### GOAL
Only the pictures are to be left out; set down the rest of the records exactly.

— Start THE INPUT —

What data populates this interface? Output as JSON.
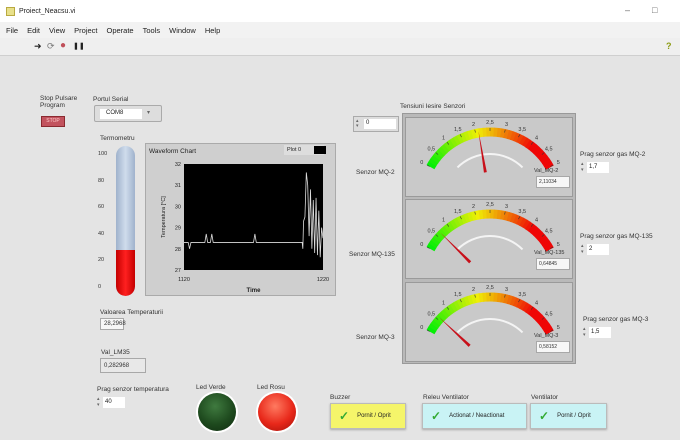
{
  "window": {
    "title": "Proiect_Neacsu.vi",
    "minimize": "–",
    "maximize": "□"
  },
  "menu": [
    "File",
    "Edit",
    "View",
    "Project",
    "Operate",
    "Tools",
    "Window",
    "Help"
  ],
  "toolbar": {
    "run": "➜",
    "run_continuous": "⟳",
    "abort": "●",
    "pause": "❚❚",
    "help": "?"
  },
  "stop": {
    "label": "Stop Pulsare Program",
    "button": "STOP"
  },
  "serial": {
    "label": "Portul Serial",
    "value": "COM8"
  },
  "thermometer": {
    "label": "Termometru",
    "ticks": [
      "100",
      "80",
      "60",
      "40",
      "20",
      "0"
    ],
    "value": 28.2968,
    "max": 100
  },
  "chart_data": {
    "type": "line",
    "title": "Waveform Chart",
    "legend": "Plot 0",
    "xlabel": "Time",
    "ylabel": "Temperatura [°C]",
    "xlim": [
      1120,
      1220
    ],
    "ylim": [
      27,
      32
    ],
    "yticks": [
      "32",
      "31",
      "30",
      "29",
      "28",
      "27"
    ],
    "xticks": [
      "1120",
      "1220"
    ],
    "points": [
      [
        1120,
        28.3
      ],
      [
        1123,
        28.3
      ],
      [
        1124,
        28.0
      ],
      [
        1125,
        28.3
      ],
      [
        1135,
        28.3
      ],
      [
        1136,
        28.7
      ],
      [
        1137,
        28.3
      ],
      [
        1139,
        28.3
      ],
      [
        1140,
        28.7
      ],
      [
        1141,
        28.3
      ],
      [
        1170,
        28.3
      ],
      [
        1171,
        28.7
      ],
      [
        1172,
        28.3
      ],
      [
        1205,
        28.3
      ],
      [
        1205.5,
        28.0
      ],
      [
        1206,
        29.3
      ],
      [
        1207,
        29.5
      ],
      [
        1208,
        31.6
      ],
      [
        1209,
        31.0
      ],
      [
        1210,
        28.6
      ],
      [
        1211,
        30.8
      ],
      [
        1212,
        28.0
      ],
      [
        1213,
        30.3
      ],
      [
        1214,
        27.8
      ],
      [
        1215,
        30.4
      ],
      [
        1216,
        27.7
      ],
      [
        1217,
        29.8
      ],
      [
        1218,
        27.6
      ],
      [
        1219,
        29.0
      ],
      [
        1220,
        28.5
      ]
    ]
  },
  "temperature": {
    "label": "Valoarea Temperaturii",
    "value": "28,2968"
  },
  "lm35": {
    "label": "Val_LM35",
    "value": "0,282968"
  },
  "temp_threshold": {
    "label": "Prag senzor temperatura",
    "value": "40"
  },
  "leds": {
    "green_label": "Led Verde",
    "red_label": "Led Rosu",
    "green_color": "#1e4a1e",
    "red_color": "#e8281a"
  },
  "buttons": {
    "buzzer_label": "Buzzer",
    "buzzer_text": "Pornit / Oprit",
    "relay_label": "Releu Ventilator",
    "relay_text": "Actionat / Neactionat",
    "fan_label": "Ventilator",
    "fan_text": "Pornit / Oprit"
  },
  "sensors": {
    "label": "Tensiuni Iesire Senzori",
    "index": "0",
    "scale": [
      "0",
      "0,5",
      "1",
      "1,5",
      "2",
      "2,5",
      "3",
      "3,5",
      "4",
      "4,5",
      "5"
    ],
    "items": [
      {
        "name": "Senzor MQ-2",
        "value_label": "Val_MQ-2",
        "value": 2.11034,
        "value_text": "2,11034",
        "threshold_label": "Prag senzor gas MQ-2",
        "threshold": "1,7"
      },
      {
        "name": "Senzor MQ-135",
        "value_label": "Val_MQ-135",
        "value": 0.64845,
        "value_text": "0,64845",
        "threshold_label": "Prag senzor gas MQ-135",
        "threshold": "2"
      },
      {
        "name": "Senzor MQ-3",
        "value_label": "Val_MQ-3",
        "value": 0.58152,
        "value_text": "0,58152",
        "threshold_label": "Prag senzor gas MQ-3",
        "threshold": "1,5"
      }
    ]
  }
}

— End THE INPUT —

### SOLUTION TO THIS EXERCISE
What data populates this interface? Output as JSON.
{
  "window": {
    "title": "Proiect_Neacsu.vi",
    "minimize": "–",
    "maximize": "□"
  },
  "menu": [
    "File",
    "Edit",
    "View",
    "Project",
    "Operate",
    "Tools",
    "Window",
    "Help"
  ],
  "toolbar": {
    "run": "➜",
    "run_continuous": "⟳",
    "abort": "●",
    "pause": "❚❚",
    "help": "?"
  },
  "stop": {
    "label": "Stop Pulsare Program",
    "button": "STOP"
  },
  "serial": {
    "label": "Portul Serial",
    "value": "COM8"
  },
  "thermometer": {
    "label": "Termometru",
    "ticks": [
      "100",
      "80",
      "60",
      "40",
      "20",
      "0"
    ],
    "value": 28.2968,
    "max": 100
  },
  "chart_data": {
    "type": "line",
    "title": "Waveform Chart",
    "legend": "Plot 0",
    "xlabel": "Time",
    "ylabel": "Temperatura [°C]",
    "xlim": [
      1120,
      1220
    ],
    "ylim": [
      27,
      32
    ],
    "yticks": [
      "32",
      "31",
      "30",
      "29",
      "28",
      "27"
    ],
    "xticks": [
      "1120",
      "1220"
    ],
    "points": [
      [
        1120,
        28.3
      ],
      [
        1123,
        28.3
      ],
      [
        1124,
        28.0
      ],
      [
        1125,
        28.3
      ],
      [
        1135,
        28.3
      ],
      [
        1136,
        28.7
      ],
      [
        1137,
        28.3
      ],
      [
        1139,
        28.3
      ],
      [
        1140,
        28.7
      ],
      [
        1141,
        28.3
      ],
      [
        1170,
        28.3
      ],
      [
        1171,
        28.7
      ],
      [
        1172,
        28.3
      ],
      [
        1205,
        28.3
      ],
      [
        1205.5,
        28.0
      ],
      [
        1206,
        29.3
      ],
      [
        1207,
        29.5
      ],
      [
        1208,
        31.6
      ],
      [
        1209,
        31.0
      ],
      [
        1210,
        28.6
      ],
      [
        1211,
        30.8
      ],
      [
        1212,
        28.0
      ],
      [
        1213,
        30.3
      ],
      [
        1214,
        27.8
      ],
      [
        1215,
        30.4
      ],
      [
        1216,
        27.7
      ],
      [
        1217,
        29.8
      ],
      [
        1218,
        27.6
      ],
      [
        1219,
        29.0
      ],
      [
        1220,
        28.5
      ]
    ]
  },
  "temperature": {
    "label": "Valoarea Temperaturii",
    "value": "28,2968"
  },
  "lm35": {
    "label": "Val_LM35",
    "value": "0,282968"
  },
  "temp_threshold": {
    "label": "Prag senzor temperatura",
    "value": "40"
  },
  "leds": {
    "green_label": "Led Verde",
    "red_label": "Led Rosu",
    "green_color": "#1e4a1e",
    "red_color": "#e8281a"
  },
  "buttons": {
    "buzzer_label": "Buzzer",
    "buzzer_text": "Pornit / Oprit",
    "relay_label": "Releu Ventilator",
    "relay_text": "Actionat / Neactionat",
    "fan_label": "Ventilator",
    "fan_text": "Pornit / Oprit"
  },
  "sensors": {
    "label": "Tensiuni Iesire Senzori",
    "index": "0",
    "scale": [
      "0",
      "0,5",
      "1",
      "1,5",
      "2",
      "2,5",
      "3",
      "3,5",
      "4",
      "4,5",
      "5"
    ],
    "items": [
      {
        "name": "Senzor MQ-2",
        "value_label": "Val_MQ-2",
        "value": 2.11034,
        "value_text": "2,11034",
        "threshold_label": "Prag senzor gas MQ-2",
        "threshold": "1,7"
      },
      {
        "name": "Senzor MQ-135",
        "value_label": "Val_MQ-135",
        "value": 0.64845,
        "value_text": "0,64845",
        "threshold_label": "Prag senzor gas MQ-135",
        "threshold": "2"
      },
      {
        "name": "Senzor MQ-3",
        "value_label": "Val_MQ-3",
        "value": 0.58152,
        "value_text": "0,58152",
        "threshold_label": "Prag senzor gas MQ-3",
        "threshold": "1,5"
      }
    ]
  }
}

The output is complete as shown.